# Set exercise
It is required that all of the data be written out exactly.

------------------------------------------------------------------------

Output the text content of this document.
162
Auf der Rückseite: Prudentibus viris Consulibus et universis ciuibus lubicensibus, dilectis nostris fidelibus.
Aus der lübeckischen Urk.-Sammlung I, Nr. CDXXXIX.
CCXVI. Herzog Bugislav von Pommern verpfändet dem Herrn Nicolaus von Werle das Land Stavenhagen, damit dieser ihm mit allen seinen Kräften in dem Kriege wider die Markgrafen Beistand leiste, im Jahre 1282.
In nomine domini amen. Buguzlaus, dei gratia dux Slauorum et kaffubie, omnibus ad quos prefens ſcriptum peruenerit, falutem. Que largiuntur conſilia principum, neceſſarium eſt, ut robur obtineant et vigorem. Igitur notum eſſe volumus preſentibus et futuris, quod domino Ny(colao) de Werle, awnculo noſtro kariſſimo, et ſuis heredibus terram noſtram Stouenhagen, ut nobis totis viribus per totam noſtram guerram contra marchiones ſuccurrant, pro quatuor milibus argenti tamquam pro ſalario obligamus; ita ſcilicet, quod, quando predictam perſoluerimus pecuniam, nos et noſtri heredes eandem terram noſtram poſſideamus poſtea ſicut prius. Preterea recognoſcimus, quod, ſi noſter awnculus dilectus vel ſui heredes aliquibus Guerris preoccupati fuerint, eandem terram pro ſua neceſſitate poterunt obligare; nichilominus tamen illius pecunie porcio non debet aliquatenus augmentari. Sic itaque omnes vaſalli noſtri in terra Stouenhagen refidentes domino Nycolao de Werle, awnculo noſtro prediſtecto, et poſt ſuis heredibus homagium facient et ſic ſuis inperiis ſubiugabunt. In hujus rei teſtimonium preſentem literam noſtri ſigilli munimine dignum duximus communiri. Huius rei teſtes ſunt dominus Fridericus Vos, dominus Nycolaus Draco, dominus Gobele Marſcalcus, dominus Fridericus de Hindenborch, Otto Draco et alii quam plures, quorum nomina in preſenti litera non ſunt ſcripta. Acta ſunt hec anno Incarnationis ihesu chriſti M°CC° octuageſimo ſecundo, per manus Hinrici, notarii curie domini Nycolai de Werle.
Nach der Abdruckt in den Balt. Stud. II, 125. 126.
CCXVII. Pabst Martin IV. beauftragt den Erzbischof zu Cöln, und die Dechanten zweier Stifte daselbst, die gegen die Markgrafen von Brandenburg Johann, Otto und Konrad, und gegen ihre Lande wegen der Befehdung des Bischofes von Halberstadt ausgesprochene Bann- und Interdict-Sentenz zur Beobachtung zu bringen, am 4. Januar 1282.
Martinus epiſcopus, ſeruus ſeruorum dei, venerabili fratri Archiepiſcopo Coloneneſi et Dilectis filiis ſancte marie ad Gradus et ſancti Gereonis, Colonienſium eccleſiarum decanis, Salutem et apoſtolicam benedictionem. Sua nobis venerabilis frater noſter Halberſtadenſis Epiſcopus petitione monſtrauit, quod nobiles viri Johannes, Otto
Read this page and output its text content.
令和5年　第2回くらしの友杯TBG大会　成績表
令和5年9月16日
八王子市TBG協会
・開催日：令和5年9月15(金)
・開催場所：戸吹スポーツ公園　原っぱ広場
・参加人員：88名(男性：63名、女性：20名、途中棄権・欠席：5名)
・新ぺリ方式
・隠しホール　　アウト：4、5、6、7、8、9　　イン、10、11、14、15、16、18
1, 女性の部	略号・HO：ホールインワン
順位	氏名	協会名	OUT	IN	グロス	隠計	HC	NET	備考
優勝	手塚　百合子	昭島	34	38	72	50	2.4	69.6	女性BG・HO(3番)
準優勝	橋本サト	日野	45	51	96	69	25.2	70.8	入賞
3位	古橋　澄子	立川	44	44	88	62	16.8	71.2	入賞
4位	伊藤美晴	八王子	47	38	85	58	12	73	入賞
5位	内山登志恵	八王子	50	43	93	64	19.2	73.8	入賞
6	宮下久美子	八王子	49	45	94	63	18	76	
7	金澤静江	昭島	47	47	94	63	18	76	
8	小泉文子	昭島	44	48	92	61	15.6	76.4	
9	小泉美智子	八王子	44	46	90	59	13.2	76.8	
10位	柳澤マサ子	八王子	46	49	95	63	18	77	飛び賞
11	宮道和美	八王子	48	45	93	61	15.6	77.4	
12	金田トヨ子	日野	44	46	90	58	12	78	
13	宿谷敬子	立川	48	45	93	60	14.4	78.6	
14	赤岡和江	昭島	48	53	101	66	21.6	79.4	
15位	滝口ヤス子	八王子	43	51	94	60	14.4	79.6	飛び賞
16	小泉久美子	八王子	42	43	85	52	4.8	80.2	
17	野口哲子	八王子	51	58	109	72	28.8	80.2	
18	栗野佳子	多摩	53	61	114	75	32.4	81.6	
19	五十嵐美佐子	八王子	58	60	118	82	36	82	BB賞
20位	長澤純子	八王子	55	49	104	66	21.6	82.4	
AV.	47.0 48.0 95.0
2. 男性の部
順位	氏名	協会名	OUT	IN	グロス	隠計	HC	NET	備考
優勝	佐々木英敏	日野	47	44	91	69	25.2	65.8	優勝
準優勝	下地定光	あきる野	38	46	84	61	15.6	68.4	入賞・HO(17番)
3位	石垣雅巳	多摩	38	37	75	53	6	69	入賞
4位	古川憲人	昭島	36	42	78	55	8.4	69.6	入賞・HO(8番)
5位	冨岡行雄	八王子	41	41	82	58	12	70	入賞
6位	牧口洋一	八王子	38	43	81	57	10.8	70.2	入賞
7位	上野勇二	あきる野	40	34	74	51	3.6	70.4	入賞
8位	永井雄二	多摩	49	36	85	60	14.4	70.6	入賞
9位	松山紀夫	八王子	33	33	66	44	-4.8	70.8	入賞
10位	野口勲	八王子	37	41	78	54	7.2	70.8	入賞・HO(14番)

------------------------------------------------------------------------

# Answer to the problem
Output the text content of this document.
162
Auf der Rückseite: Prudentibus viris Consulibus et universis ciuibus lubicensibus, dilectis nostris fidelibus.
Aus der lübeckischen Urk.-Sammlung I, Nr. CDXXXIX.
CCXVI. Herzog Bugislav von Pommern verpfändet dem Herrn Nicolaus von Werle das Land Stavenhagen, damit dieser ihm mit allen seinen Kräften in dem Kriege wider die Markgrafen Beistand leiste, im Jahre 1282.
In nomine domini amen. Buguzlaus, dei gratia dux Slauorum et kaffubie, omnibus ad quos prefens ſcriptum peruenerit, falutem. Que largiuntur conſilia principum, neceſſarium eſt, ut robur obtineant et vigorem. Igitur notum eſſe volumus preſentibus et futuris, quod domino Ny(colao) de Werle, awnculo noſtro kariſſimo, et ſuis heredibus terram noſtram Stouenhagen, ut nobis totis viribus per totam noſtram guerram contra marchiones ſuccurrant, pro quatuor milibus argenti tamquam pro ſalario obligamus; ita ſcilicet, quod, quando predictam perſoluerimus pecuniam, nos et noſtri heredes eandem terram noſtram poſſideamus poſtea ſicut prius. Preterea recognoſcimus, quod, ſi noſter awnculus dilectus vel ſui heredes aliquibus Guerris preoccupati fuerint, eandem terram pro ſua neceſſitate poterunt obligare; nichilominus tamen illius pecunie porcio non debet aliquatenus augmentari. Sic itaque omnes vaſalli noſtri in terra Stouenhagen refidentes domino Nycolao de Werle, awnculo noſtro prediſtecto, et poſt ſuis heredibus homagium facient et ſic ſuis inperiis ſubiugabunt. In hujus rei teſtimonium preſentem literam noſtri ſigilli munimine dignum duximus communiri. Huius rei teſtes ſunt dominus Fridericus Vos, dominus Nycolaus Draco, dominus Gobele Marſcalcus, dominus Fridericus de Hindenborch, Otto Draco et alii quam plures, quorum nomina in preſenti litera non ſunt ſcripta. Acta ſunt hec anno Incarnationis ihesu chriſti M°CC° octuageſimo ſecundo, per manus Hinrici, notarii curie domini Nycolai de Werle.
Nach der Abdruckt in den Balt. Stud. II, 125. 126.
CCXVII. Pabst Martin IV. beauftragt den Erzbischof zu Cöln, und die Dechanten zweier Stifte daselbst, die gegen die Markgrafen von Brandenburg Johann, Otto und Konrad, und gegen ihre Lande wegen der Befehdung des Bischofes von Halberstadt ausgesprochene Bann- und Interdict-Sentenz zur Beobachtung zu bringen, am 4. Januar 1282.
Martinus epiſcopus, ſeruus ſeruorum dei, venerabili fratri Archiepiſcopo Coloneneſi et Dilectis filiis ſancte marie ad Gradus et ſancti Gereonis, Colonienſium eccleſiarum decanis, Salutem et apoſtolicam benedictionem. Sua nobis venerabilis frater noſter Halberſtadenſis Epiſcopus petitione monſtrauit, quod nobiles viri Johannes, Otto
Read this page and output its text content.
令和5年　第2回くらしの友杯TBG大会　成績表
令和5年9月16日
八王子市TBG協会
・開催日：令和5年9月15(金)
・開催場所：戸吹スポーツ公園　原っぱ広場
・参加人員：88名(男性：63名、女性：20名、途中棄権・欠席：5名)
・新ぺリ方式
・隠しホール　　アウト：4、5、6、7、8、9　　イン、10、11、14、15、16、18
1, 女性の部	略号・HO：ホールインワン
順位	氏名	協会名	OUT	IN	グロス	隠計	HC	NET	備考
優勝	手塚　百合子	昭島	34	38	72	50	2.4	69.6	女性BG・HO(3番)
準優勝	橋本サト	日野	45	51	96	69	25.2	70.8	入賞
3位	古橋　澄子	立川	44	44	88	62	16.8	71.2	入賞
4位	伊藤美晴	八王子	47	38	85	58	12	73	入賞
5位	内山登志恵	八王子	50	43	93	64	19.2	73.8	入賞
6	宮下久美子	八王子	49	45	94	63	18	76	
7	金澤静江	昭島	47	47	94	63	18	76	
8	小泉文子	昭島	44	48	92	61	15.6	76.4	
9	小泉美智子	八王子	44	46	90	59	13.2	76.8	
10位	柳澤マサ子	八王子	46	49	95	63	18	77	飛び賞
11	宮道和美	八王子	48	45	93	61	15.6	77.4	
12	金田トヨ子	日野	44	46	90	58	12	78	
13	宿谷敬子	立川	48	45	93	60	14.4	78.6	
14	赤岡和江	昭島	48	53	101	66	21.6	79.4	
15位	滝口ヤス子	八王子	43	51	94	60	14.4	79.6	飛び賞
16	小泉久美子	八王子	42	43	85	52	4.8	80.2	
17	野口哲子	八王子	51	58	109	72	28.8	80.2	
18	栗野佳子	多摩	53	61	114	75	32.4	81.6	
19	五十嵐美佐子	八王子	58	60	118	82	36	82	BB賞
20位	長澤純子	八王子	55	49	104	66	21.6	82.4	
AV.	47.0 48.0 95.0
2. 男性の部
順位	氏名	協会名	OUT	IN	グロス	隠計	HC	NET	備考
優勝	佐々木英敏	日野	47	44	91	69	25.2	65.8	優勝
準優勝	下地定光	あきる野	38	46	84	61	15.6	68.4	入賞・HO(17番)
3位	石垣雅巳	多摩	38	37	75	53	6	69	入賞
4位	古川憲人	昭島	36	42	78	55	8.4	69.6	入賞・HO(8番)
5位	冨岡行雄	八王子	41	41	82	58	12	70	入賞
6位	牧口洋一	八王子	38	43	81	57	10.8	70.2	入賞
7位	上野勇二	あきる野	40	34	74	51	3.6	70.4	入賞
8位	永井雄二	多摩	49	36	85	60	14.4	70.6	入賞
9位	松山紀夫	八王子	33	33	66	44	-4.8	70.8	入賞
10位	野口勲	八王子	37	41	78	54	7.2	70.8	入賞・HO(14番)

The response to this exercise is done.